* **Instruction**
Quote the full listing word for word.

* **Data for the task**
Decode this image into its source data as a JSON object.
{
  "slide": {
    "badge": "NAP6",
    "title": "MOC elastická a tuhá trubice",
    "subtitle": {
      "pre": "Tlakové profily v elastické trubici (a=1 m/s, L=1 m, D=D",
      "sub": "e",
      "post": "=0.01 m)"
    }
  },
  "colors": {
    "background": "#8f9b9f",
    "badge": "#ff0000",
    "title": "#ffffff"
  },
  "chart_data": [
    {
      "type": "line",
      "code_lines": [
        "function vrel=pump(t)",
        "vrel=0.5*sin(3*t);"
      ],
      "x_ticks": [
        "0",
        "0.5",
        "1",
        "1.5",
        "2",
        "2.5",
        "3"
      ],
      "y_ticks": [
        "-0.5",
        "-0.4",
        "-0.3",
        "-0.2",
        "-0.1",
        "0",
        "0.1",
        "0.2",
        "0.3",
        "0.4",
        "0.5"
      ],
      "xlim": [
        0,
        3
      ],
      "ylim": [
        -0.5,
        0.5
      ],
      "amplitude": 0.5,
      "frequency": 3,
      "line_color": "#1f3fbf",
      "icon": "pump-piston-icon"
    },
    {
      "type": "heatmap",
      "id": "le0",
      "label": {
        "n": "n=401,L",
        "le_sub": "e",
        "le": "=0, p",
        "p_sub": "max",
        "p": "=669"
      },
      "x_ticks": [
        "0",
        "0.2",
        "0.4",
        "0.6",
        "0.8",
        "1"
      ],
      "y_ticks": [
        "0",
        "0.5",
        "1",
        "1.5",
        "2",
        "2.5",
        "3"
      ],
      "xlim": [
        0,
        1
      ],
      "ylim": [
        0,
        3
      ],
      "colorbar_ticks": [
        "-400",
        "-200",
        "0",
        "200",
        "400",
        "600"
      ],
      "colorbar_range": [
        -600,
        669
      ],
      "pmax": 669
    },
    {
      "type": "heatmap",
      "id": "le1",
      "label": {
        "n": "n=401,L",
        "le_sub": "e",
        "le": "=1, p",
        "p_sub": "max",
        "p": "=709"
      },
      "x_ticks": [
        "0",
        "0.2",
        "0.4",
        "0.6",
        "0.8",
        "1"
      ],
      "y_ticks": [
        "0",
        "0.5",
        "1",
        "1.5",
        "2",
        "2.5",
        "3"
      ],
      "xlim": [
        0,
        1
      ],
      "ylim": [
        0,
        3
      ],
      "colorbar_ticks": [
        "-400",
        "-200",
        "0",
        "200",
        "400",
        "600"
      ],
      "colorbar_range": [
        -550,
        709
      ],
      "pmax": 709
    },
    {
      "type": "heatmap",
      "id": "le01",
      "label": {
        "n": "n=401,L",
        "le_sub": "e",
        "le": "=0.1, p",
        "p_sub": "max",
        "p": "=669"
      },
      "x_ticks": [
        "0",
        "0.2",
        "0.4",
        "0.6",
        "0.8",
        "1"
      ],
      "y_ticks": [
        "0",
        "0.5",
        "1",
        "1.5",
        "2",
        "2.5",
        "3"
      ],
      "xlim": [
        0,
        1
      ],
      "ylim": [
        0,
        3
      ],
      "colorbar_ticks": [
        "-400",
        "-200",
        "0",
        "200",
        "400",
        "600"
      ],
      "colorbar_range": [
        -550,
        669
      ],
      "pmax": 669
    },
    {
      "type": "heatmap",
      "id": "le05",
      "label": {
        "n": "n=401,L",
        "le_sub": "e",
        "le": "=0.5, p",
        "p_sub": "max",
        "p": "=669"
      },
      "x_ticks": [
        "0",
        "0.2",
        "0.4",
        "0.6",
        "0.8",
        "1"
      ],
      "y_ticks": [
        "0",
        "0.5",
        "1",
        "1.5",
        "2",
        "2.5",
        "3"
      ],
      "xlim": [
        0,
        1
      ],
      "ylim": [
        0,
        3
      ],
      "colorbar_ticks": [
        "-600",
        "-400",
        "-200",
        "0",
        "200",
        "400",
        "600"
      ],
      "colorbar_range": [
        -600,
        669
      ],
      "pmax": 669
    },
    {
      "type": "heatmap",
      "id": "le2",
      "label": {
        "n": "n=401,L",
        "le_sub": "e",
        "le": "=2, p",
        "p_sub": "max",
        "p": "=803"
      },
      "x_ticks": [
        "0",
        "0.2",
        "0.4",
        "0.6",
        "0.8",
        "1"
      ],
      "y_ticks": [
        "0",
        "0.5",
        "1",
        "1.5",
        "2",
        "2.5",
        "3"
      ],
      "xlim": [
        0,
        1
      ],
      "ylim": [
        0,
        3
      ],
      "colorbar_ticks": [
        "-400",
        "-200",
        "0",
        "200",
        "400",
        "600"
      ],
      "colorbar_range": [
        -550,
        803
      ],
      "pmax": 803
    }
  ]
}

* **Written answer**
Decode this image into its source data as a JSON object.
{
  "slide": {
    "badge": "NAP6",
    "title": "MOC elastická a tuhá trubice",
    "subtitle": {
      "pre": "Tlakové profily v elastické trubici (a=1 m/s, L=1 m, D=D",
      "sub": "e",
      "post": "=0.01 m)"
    }
  },
  "colors": {
    "background": "#8f9b9f",
    "badge": "#ff0000",
    "title": "#ffffff"
  },
  "chart_data": [
    {
      "type": "line",
      "code_lines": [
        "function vrel=pump(t)",
        "vrel=0.5*sin(3*t);"
      ],
      "x_ticks": [
        "0",
        "0.5",
        "1",
        "1.5",
        "2",
        "2.5",
        "3"
      ],
      "y_ticks": [
        "-0.5",
        "-0.4",
        "-0.3",
        "-0.2",
        "-0.1",
        "0",
        "0.1",
        "0.2",
        "0.3",
        "0.4",
        "0.5"
      ],
      "xlim": [
        0,
        3
      ],
      "ylim": [
        -0.5,
        0.5
      ],
      "amplitude": 0.5,
      "frequency": 3,
      "line_color": "#1f3fbf",
      "icon": "pump-piston-icon"
    },
    {
      "type": "heatmap",
      "id": "le0",
      "label": {
        "n": "n=401,L",
        "le_sub": "e",
        "le": "=0, p",
        "p_sub": "max",
        "p": "=669"
      },
      "x_ticks": [
        "0",
        "0.2",
        "0.4",
        "0.6",
        "0.8",
        "1"
      ],
      "y_ticks": [
        "0",
        "0.5",
        "1",
        "1.5",
        "2",
        "2.5",
        "3"
      ],
      "xlim": [
        0,
        1
      ],
      "ylim": [
        0,
        3
      ],
      "colorbar_ticks": [
        "-400",
        "-200",
        "0",
        "200",
        "400",
        "600"
      ],
      "colorbar_range": [
        -600,
        669
      ],
      "pmax": 669
    },
    {
      "type": "heatmap",
      "id": "le1",
      "label": {
        "n": "n=401,L",
        "le_sub": "e",
        "le": "=1, p",
        "p_sub": "max",
        "p": "=709"
      },
      "x_ticks": [
        "0",
        "0.2",
        "0.4",
        "0.6",
        "0.8",
        "1"
      ],
      "y_ticks": [
        "0",
        "0.5",
        "1",
        "1.5",
        "2",
        "2.5",
        "3"
      ],
      "xlim": [
        0,
        1
      ],
      "ylim": [
        0,
        3
      ],
      "colorbar_ticks": [
        "-400",
        "-200",
        "0",
        "200",
        "400",
        "600"
      ],
      "colorbar_range": [
        -550,
        709
      ],
      "pmax": 709
    },
    {
      "type": "heatmap",
      "id": "le01",
      "label": {
        "n": "n=401,L",
        "le_sub": "e",
        "le": "=0.1, p",
        "p_sub": "max",
        "p": "=669"
      },
      "x_ticks": [
        "0",
        "0.2",
        "0.4",
        "0.6",
        "0.8",
        "1"
      ],
      "y_ticks": [
        "0",
        "0.5",
        "1",
        "1.5",
        "2",
        "2.5",
        "3"
      ],
      "xlim": [
        0,
        1
      ],
      "ylim": [
        0,
        3
      ],
      "colorbar_ticks": [
        "-400",
        "-200",
        "0",
        "200",
        "400",
        "600"
      ],
      "colorbar_range": [
        -550,
        669
      ],
      "pmax": 669
    },
    {
      "type": "heatmap",
      "id": "le05",
      "label": {
        "n": "n=401,L",
        "le_sub": "e",
        "le": "=0.5, p",
        "p_sub": "max",
        "p": "=669"
      },
      "x_ticks": [
        "0",
        "0.2",
        "0.4",
        "0.6",
        "0.8",
        "1"
      ],
      "y_ticks": [
        "0",
        "0.5",
        "1",
        "1.5",
        "2",
        "2.5",
        "3"
      ],
      "xlim": [
        0,
        1
      ],
      "ylim": [
        0,
        3
      ],
      "colorbar_ticks": [
        "-600",
        "-400",
        "-200",
        "0",
        "200",
        "400",
        "600"
      ],
      "colorbar_range": [
        -600,
        669
      ],
      "pmax": 669
    },
    {
      "type": "heatmap",
      "id": "le2",
      "label": {
        "n": "n=401,L",
        "le_sub": "e",
        "le": "=2, p",
        "p_sub": "max",
        "p": "=803"
      },
      "x_ticks": [
        "0",
        "0.2",
        "0.4",
        "0.6",
        "0.8",
        "1"
      ],
      "y_ticks": [
        "0",
        "0.5",
        "1",
        "1.5",
        "2",
        "2.5",
        "3"
      ],
      "xlim": [
        0,
        1
      ],
      "ylim": [
        0,
        3
      ],
      "colorbar_ticks": [
        "-400",
        "-200",
        "0",
        "200",
        "400",
        "600"
      ],
      "colorbar_range": [
        -550,
        803
      ],
      "pmax": 803
    }
  ]
}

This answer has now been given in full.